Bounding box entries
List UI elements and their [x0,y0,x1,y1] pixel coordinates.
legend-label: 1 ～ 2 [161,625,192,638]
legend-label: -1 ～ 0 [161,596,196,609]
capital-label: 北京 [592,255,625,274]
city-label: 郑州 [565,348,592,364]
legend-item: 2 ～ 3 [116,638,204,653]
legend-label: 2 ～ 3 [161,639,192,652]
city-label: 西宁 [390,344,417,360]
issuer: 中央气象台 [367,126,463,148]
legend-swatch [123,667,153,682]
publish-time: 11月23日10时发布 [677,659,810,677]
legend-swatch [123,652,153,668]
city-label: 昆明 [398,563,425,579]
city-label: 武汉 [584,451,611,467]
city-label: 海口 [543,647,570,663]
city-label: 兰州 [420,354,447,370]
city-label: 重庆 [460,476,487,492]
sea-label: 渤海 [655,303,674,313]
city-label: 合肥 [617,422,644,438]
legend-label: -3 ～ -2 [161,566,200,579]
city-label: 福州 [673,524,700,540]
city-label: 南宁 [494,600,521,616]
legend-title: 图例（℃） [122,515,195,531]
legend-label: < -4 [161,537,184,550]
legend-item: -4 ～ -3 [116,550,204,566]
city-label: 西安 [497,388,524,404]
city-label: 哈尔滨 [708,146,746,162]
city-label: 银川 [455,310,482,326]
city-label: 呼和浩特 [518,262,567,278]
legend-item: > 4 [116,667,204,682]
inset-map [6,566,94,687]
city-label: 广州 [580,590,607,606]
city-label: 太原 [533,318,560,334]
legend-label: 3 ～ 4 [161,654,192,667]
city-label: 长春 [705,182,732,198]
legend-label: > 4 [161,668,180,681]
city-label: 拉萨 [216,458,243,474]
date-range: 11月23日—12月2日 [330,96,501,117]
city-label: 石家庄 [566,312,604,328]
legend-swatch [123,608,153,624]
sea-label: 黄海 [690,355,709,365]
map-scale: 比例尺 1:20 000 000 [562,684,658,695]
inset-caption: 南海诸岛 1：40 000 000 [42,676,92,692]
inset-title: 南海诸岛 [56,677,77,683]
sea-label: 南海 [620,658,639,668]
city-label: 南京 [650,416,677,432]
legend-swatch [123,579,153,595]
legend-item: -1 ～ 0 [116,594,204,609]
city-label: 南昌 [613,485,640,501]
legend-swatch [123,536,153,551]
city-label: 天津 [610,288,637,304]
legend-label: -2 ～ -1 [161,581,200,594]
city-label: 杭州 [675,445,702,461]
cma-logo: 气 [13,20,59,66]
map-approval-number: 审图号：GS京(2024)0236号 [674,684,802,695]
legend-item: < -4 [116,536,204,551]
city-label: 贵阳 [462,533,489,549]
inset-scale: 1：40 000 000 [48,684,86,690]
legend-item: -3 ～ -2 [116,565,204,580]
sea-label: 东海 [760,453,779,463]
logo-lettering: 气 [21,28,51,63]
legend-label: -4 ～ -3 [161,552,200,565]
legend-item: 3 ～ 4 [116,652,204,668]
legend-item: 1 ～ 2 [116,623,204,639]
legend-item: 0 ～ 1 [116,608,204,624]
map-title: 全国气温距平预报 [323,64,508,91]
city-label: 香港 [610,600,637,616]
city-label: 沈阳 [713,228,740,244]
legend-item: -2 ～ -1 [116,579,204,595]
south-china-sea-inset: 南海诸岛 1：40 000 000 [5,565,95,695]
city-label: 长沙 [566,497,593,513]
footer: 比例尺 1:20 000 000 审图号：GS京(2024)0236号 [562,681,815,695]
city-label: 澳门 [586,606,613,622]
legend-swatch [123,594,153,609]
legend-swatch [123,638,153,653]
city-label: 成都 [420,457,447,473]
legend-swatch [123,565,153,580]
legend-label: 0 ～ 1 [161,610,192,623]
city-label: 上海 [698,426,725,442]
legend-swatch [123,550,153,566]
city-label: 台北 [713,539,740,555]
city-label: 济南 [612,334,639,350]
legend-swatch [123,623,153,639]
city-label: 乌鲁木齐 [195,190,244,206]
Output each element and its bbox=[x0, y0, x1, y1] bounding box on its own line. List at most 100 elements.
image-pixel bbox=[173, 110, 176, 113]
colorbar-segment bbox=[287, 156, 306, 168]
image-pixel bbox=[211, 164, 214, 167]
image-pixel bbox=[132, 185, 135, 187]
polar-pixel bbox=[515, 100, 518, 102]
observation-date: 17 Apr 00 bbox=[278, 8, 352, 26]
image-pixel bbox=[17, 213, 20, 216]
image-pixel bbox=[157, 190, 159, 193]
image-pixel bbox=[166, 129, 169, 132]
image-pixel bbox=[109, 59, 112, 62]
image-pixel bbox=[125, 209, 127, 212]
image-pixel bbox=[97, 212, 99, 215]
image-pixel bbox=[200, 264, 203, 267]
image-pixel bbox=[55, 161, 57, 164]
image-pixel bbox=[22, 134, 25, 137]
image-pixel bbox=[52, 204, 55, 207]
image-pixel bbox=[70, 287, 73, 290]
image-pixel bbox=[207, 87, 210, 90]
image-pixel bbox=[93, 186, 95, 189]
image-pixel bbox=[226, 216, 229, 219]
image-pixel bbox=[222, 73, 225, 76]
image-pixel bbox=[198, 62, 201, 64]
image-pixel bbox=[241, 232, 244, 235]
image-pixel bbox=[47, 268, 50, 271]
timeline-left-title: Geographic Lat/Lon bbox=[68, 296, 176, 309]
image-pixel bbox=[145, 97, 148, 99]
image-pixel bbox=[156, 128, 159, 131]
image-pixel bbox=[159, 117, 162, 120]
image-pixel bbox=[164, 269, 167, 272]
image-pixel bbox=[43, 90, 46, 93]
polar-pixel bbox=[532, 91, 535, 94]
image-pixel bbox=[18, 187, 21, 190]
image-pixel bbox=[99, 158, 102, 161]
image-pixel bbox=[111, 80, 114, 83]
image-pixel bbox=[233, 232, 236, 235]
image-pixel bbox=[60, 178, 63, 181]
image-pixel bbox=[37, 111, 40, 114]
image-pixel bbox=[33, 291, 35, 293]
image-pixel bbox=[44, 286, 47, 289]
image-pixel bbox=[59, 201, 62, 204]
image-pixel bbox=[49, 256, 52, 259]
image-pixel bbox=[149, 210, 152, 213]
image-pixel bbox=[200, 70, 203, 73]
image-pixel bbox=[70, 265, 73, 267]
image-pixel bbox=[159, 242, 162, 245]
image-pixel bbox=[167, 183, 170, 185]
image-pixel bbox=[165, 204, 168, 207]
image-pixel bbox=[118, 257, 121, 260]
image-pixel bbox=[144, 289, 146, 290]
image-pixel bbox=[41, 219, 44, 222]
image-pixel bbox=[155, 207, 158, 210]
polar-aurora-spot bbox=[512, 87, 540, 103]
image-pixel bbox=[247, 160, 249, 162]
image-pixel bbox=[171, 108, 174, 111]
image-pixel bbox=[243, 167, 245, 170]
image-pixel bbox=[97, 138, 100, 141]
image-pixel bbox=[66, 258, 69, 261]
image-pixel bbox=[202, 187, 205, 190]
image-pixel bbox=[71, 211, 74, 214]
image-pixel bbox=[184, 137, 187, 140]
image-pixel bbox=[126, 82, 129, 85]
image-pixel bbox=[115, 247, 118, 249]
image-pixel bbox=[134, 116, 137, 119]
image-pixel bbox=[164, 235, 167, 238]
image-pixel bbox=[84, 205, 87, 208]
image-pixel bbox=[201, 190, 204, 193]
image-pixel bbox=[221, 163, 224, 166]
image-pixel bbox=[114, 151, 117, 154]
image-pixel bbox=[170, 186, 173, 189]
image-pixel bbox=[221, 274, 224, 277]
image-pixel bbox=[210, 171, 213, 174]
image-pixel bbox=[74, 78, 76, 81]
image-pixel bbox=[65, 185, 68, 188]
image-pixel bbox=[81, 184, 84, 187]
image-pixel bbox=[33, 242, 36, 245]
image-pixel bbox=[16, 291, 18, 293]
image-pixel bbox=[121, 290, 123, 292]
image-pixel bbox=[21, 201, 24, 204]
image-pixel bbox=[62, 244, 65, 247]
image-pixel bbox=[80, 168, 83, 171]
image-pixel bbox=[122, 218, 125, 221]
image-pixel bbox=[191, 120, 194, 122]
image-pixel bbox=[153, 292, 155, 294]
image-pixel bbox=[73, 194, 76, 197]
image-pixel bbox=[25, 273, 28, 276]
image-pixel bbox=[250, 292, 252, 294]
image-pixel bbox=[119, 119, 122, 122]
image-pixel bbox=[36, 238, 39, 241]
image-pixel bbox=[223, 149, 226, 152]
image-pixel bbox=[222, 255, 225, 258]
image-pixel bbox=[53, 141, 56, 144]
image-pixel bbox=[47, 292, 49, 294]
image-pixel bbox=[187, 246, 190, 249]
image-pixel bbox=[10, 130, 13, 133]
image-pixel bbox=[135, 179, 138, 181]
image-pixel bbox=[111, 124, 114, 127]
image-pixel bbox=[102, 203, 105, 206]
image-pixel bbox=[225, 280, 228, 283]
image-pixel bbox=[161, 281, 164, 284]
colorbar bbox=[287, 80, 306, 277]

▶ [Written problem]
Reproduce the records above from their first line through the line that contains "map-approval-number: 审图号：GS京(2024)0236号 [674,684,802,695]", including both of those lines.

▶ [Result]
List UI elements and their [x0,y0,x1,y1] pixel coordinates.
legend-label: 1 ～ 2 [161,625,192,638]
legend-label: -1 ～ 0 [161,596,196,609]
capital-label: 北京 [592,255,625,274]
city-label: 郑州 [565,348,592,364]
legend-item: 2 ～ 3 [116,638,204,653]
legend-label: 2 ～ 3 [161,639,192,652]
city-label: 西宁 [390,344,417,360]
issuer: 中央气象台 [367,126,463,148]
legend-swatch [123,667,153,682]
publish-time: 11月23日10时发布 [677,659,810,677]
legend-swatch [123,652,153,668]
city-label: 昆明 [398,563,425,579]
city-label: 武汉 [584,451,611,467]
city-label: 海口 [543,647,570,663]
city-label: 兰州 [420,354,447,370]
city-label: 重庆 [460,476,487,492]
sea-label: 渤海 [655,303,674,313]
city-label: 合肥 [617,422,644,438]
legend-label: -3 ～ -2 [161,566,200,579]
city-label: 福州 [673,524,700,540]
city-label: 南宁 [494,600,521,616]
legend-title: 图例（℃） [122,515,195,531]
legend-label: < -4 [161,537,184,550]
legend-item: -4 ～ -3 [116,550,204,566]
city-label: 西安 [497,388,524,404]
city-label: 哈尔滨 [708,146,746,162]
city-label: 银川 [455,310,482,326]
city-label: 呼和浩特 [518,262,567,278]
legend-item: > 4 [116,667,204,682]
inset-map [6,566,94,687]
city-label: 广州 [580,590,607,606]
city-label: 太原 [533,318,560,334]
legend-label: 3 ～ 4 [161,654,192,667]
city-label: 长春 [705,182,732,198]
legend-label: > 4 [161,668,180,681]
city-label: 拉萨 [216,458,243,474]
date-range: 11月23日—12月2日 [330,96,501,117]
city-label: 石家庄 [566,312,604,328]
legend-swatch [123,608,153,624]
sea-label: 黄海 [690,355,709,365]
map-scale: 比例尺 1:20 000 000 [562,684,658,695]
inset-caption: 南海诸岛 1：40 000 000 [42,676,92,692]
inset-title: 南海诸岛 [56,677,77,683]
sea-label: 南海 [620,658,639,668]
city-label: 南京 [650,416,677,432]
legend-swatch [123,579,153,595]
legend-item: -1 ～ 0 [116,594,204,609]
city-label: 南昌 [613,485,640,501]
legend-swatch [123,536,153,551]
city-label: 天津 [610,288,637,304]
legend-label: -2 ～ -1 [161,581,200,594]
city-label: 杭州 [675,445,702,461]
cma-logo: 气 [13,20,59,66]
map-approval-number: 审图号：GS京(2024)0236号 [674,684,802,695]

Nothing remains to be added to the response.